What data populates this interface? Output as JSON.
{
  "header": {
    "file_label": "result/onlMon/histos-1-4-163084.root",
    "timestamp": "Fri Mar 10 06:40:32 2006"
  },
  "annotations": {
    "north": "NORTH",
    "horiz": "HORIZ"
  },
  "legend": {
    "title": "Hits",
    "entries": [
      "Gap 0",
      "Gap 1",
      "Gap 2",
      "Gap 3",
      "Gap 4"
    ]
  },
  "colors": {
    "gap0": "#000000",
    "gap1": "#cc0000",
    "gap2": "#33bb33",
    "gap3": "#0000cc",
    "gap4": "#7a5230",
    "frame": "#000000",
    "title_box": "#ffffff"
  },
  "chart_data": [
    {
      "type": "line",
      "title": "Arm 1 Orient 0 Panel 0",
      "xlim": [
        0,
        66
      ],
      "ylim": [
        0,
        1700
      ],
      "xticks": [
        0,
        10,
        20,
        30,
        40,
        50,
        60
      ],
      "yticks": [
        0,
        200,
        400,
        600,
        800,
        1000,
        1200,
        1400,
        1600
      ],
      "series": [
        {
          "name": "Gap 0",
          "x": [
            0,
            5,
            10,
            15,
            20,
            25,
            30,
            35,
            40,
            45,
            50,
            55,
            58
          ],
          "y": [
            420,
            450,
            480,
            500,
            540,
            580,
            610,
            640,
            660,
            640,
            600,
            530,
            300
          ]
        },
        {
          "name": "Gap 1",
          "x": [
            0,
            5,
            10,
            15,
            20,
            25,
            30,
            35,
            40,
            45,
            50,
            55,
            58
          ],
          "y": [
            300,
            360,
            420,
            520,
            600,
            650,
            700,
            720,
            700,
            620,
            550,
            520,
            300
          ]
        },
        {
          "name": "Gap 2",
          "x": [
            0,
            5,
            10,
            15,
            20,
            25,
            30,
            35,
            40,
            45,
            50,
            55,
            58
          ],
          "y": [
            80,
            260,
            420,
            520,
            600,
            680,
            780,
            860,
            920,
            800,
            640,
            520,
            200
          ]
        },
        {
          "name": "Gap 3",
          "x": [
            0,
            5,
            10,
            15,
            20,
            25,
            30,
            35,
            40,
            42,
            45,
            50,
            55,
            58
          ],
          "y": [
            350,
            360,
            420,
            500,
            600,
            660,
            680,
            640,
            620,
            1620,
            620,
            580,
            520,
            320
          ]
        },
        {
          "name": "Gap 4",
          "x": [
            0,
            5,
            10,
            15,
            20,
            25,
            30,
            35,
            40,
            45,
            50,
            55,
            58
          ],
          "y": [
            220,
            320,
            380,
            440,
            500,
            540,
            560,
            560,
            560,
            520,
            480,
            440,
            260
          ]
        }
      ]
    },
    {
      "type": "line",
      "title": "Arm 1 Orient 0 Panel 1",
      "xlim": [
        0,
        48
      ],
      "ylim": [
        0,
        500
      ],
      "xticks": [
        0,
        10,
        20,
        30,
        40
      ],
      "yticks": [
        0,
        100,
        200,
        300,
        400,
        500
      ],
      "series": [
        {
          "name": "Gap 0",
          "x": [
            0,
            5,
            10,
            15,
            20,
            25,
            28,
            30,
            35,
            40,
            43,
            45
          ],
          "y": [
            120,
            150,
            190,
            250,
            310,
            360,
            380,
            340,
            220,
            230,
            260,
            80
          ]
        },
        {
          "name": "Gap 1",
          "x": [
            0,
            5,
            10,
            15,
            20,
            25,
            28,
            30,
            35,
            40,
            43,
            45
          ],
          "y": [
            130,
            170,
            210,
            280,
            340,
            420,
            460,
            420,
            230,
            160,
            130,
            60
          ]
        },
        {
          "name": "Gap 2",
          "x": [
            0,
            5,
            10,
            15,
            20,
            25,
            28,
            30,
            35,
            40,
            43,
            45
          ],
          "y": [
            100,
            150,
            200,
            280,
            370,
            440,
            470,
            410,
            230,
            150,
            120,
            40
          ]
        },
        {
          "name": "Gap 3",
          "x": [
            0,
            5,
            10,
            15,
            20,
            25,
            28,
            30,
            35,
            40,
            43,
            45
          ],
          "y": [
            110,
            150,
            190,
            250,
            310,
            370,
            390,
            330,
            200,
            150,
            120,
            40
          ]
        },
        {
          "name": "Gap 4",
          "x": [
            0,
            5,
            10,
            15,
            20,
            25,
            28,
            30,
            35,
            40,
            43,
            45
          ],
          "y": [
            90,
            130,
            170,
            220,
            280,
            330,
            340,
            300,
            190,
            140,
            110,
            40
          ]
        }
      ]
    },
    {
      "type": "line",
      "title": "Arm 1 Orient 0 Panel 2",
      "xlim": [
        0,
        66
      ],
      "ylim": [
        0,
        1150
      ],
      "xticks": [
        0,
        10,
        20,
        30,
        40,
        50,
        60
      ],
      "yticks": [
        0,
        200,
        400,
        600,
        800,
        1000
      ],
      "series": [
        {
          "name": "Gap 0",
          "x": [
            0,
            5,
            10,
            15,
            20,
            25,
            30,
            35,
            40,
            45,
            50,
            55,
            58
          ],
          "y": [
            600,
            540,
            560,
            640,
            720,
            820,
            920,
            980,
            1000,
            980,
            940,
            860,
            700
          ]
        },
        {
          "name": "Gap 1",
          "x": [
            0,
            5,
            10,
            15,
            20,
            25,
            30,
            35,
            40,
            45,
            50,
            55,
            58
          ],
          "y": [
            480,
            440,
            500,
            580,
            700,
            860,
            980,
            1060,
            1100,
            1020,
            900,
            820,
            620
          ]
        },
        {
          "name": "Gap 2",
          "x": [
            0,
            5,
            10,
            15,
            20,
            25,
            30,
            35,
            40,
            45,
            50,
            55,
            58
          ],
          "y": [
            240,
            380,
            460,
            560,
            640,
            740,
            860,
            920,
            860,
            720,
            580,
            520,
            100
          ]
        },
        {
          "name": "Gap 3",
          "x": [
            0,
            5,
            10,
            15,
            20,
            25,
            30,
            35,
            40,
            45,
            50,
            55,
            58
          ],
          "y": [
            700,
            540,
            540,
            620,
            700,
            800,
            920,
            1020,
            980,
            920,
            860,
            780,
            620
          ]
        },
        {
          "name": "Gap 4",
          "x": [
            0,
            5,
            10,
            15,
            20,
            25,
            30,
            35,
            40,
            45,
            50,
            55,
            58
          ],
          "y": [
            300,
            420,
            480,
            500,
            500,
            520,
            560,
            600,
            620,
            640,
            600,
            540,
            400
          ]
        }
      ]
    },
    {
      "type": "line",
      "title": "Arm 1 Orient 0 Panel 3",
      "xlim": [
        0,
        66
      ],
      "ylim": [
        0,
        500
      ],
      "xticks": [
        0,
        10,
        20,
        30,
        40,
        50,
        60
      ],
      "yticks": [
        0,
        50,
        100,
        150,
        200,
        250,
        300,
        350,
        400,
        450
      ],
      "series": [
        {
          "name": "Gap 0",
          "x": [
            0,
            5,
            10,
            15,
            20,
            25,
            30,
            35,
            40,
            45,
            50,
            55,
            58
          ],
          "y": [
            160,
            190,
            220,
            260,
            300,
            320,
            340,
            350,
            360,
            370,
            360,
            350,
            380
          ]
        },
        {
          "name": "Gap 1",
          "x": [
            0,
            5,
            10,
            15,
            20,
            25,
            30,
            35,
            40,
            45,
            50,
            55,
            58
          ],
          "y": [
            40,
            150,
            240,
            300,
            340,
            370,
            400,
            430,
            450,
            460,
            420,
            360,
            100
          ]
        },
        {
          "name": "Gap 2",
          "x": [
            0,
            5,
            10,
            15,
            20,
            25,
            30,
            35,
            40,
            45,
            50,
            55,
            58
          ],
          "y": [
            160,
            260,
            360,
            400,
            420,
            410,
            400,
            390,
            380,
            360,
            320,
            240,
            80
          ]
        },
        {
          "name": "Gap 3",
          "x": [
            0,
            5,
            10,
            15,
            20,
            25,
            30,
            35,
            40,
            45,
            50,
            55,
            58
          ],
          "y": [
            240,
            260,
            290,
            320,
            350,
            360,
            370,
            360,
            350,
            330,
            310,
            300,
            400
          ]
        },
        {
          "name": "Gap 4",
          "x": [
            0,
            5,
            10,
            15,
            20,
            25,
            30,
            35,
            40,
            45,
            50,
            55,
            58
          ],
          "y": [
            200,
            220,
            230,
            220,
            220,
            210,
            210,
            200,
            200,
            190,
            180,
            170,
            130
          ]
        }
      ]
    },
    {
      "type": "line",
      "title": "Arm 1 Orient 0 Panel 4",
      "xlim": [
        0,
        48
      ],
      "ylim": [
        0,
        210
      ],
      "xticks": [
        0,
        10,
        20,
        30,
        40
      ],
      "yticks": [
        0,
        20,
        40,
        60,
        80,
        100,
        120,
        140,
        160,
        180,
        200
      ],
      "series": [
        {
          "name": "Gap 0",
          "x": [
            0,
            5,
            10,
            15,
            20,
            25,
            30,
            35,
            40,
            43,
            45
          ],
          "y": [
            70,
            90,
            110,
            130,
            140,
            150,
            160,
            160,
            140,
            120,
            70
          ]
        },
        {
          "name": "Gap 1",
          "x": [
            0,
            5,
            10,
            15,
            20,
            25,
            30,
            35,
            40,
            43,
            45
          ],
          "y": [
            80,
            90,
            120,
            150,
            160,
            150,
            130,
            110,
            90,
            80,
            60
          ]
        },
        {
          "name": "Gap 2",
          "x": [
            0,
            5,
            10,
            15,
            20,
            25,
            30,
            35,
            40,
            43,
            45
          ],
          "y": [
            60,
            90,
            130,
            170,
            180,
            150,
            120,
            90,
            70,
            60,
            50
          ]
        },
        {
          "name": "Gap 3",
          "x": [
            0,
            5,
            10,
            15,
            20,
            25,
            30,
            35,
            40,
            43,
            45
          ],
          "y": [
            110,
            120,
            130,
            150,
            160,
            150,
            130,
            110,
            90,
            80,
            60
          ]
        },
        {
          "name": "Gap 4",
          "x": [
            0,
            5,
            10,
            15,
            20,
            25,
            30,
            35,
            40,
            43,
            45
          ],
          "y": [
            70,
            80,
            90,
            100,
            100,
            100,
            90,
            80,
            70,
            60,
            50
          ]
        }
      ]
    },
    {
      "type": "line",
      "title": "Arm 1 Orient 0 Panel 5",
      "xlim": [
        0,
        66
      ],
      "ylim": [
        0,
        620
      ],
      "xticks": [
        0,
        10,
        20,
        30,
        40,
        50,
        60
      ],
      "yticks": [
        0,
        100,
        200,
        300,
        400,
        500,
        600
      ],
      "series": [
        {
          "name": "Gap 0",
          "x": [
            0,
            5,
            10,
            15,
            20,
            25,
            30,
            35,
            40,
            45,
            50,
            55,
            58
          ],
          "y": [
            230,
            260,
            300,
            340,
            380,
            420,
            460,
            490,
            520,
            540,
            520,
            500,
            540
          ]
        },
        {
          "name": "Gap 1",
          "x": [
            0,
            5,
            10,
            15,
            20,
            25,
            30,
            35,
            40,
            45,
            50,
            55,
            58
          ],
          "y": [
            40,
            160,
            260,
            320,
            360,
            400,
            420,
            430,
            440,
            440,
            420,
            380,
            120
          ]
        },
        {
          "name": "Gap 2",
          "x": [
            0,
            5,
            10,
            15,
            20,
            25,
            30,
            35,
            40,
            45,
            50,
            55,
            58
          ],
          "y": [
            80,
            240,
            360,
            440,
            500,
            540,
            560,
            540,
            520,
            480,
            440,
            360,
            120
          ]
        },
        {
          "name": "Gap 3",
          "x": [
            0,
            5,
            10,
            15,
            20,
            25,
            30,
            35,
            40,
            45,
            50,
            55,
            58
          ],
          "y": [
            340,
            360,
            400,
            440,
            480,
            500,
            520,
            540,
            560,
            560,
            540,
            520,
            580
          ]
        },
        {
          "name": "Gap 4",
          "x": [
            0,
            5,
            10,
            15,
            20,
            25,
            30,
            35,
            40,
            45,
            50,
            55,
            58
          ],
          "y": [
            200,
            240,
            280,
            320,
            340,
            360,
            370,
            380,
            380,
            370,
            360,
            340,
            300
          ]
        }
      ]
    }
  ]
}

***

- _Exercise prompt_:
Determine how many lines of the listing above hold the word "Panel". Report that number without anything else.

- _Task output_:
6